### Exercise description
Compile every line that includes the word "manuelle".

### Data to use
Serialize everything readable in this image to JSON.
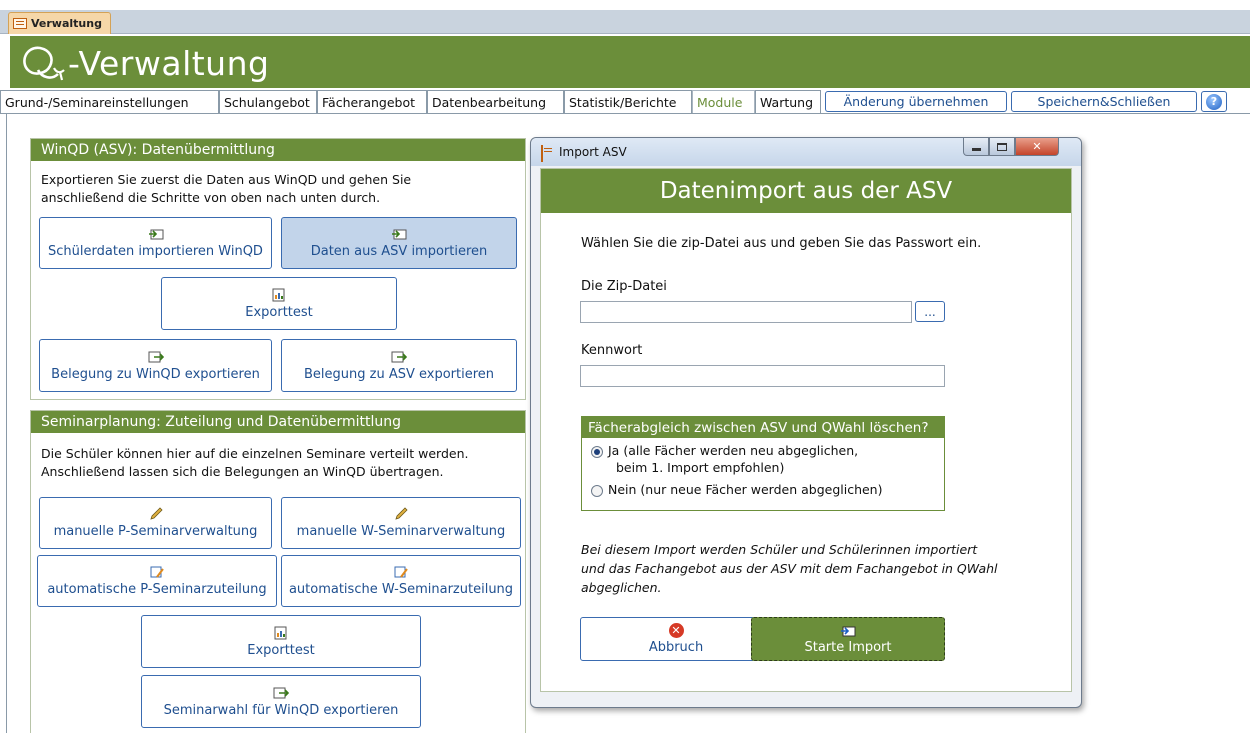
{
  "document_tab": {
    "label": "Verwaltung",
    "icon": "form-icon"
  },
  "app": {
    "title": "-Verwaltung",
    "logo": "qwahl-logo-icon"
  },
  "menu": {
    "tabs": [
      "Grund-/Seminareinstellungen",
      "Schulangebot",
      "Fächerangebot",
      "Datenbearbeitung",
      "Statistik/Berichte",
      "Module",
      "Wartung"
    ],
    "active_tab": "Module",
    "apply_button": "Änderung übernehmen",
    "save_close_button": "Speichern&Schließen",
    "help_icon": "help-icon"
  },
  "winqd_panel": {
    "title": "WinQD (ASV): Datenübermittlung",
    "text_line1": "Exportieren Sie zuerst die Daten aus WinQD und gehen Sie",
    "text_line2": "anschließend die Schritte von oben nach unten durch.",
    "btn_import_winqd": "Schülerdaten importieren WinQD",
    "btn_import_asv": "Daten aus ASV importieren",
    "btn_exporttest": "Exporttest",
    "btn_export_winqd": "Belegung zu WinQD exportieren",
    "btn_export_asv": "Belegung zu ASV exportieren"
  },
  "seminar_panel": {
    "title": "Seminarplanung: Zuteilung und Datenübermittlung",
    "text_line1": "Die Schüler können hier auf die einzelnen Seminare verteilt werden.",
    "text_line2": "Anschließend lassen sich die Belegungen an WinQD übertragen.",
    "btn_manual_p": "manuelle P-Seminarverwaltung",
    "btn_manual_w": "manuelle W-Seminarverwaltung",
    "btn_auto_p": "automatische P-Seminarzuteilung",
    "btn_auto_w": "automatische W-Seminarzuteilung",
    "btn_exporttest": "Exporttest",
    "btn_export_seminarwahl": "Seminarwahl für WinQD exportieren"
  },
  "dialog": {
    "window_title": "Import ASV",
    "header": "Datenimport aus der ASV",
    "instruction": "Wählen Sie die zip-Datei aus und geben Sie das Passwort ein.",
    "zip_label": "Die Zip-Datei",
    "zip_value": "",
    "browse_label": "...",
    "password_label": "Kennwort",
    "password_value": "",
    "option_group_title": "Fächerabgleich zwischen ASV und QWahl löschen?",
    "option_yes_line1": "Ja (alle Fächer werden neu abgeglichen,",
    "option_yes_line2": "beim 1. Import empfohlen)",
    "option_no": "Nein (nur neue Fächer werden abgeglichen)",
    "selected_option": "yes",
    "note_line1": "Bei diesem Import werden Schüler und Schülerinnen importiert",
    "note_line2": "und das Fachangebot aus der ASV mit dem Fachangebot in QWahl",
    "note_line3": "abgeglichen.",
    "cancel_button": "Abbruch",
    "start_button": "Starte Import"
  },
  "colors": {
    "accent_green": "#6b8e3a",
    "button_blue": "#1f4f8f",
    "selected_button_bg": "#c2d4ea"
  }
}
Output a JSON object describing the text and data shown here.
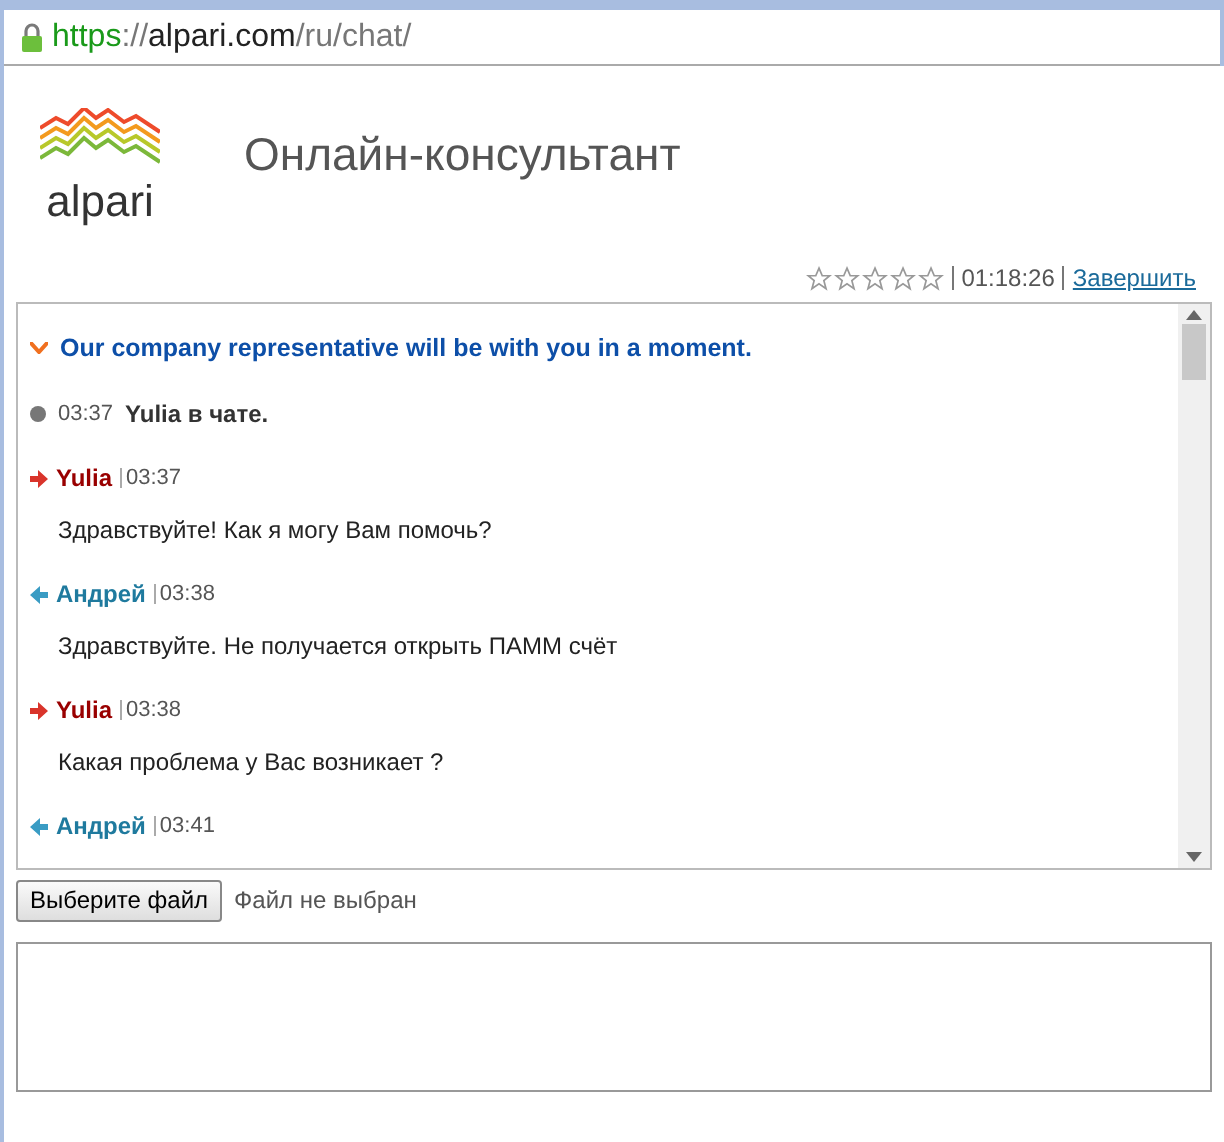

### Complete output
    "btn_manual_p": "manuelle P-Seminarverwaltung",
    "btn_manual_w": "manuelle W-Seminarverwaltung",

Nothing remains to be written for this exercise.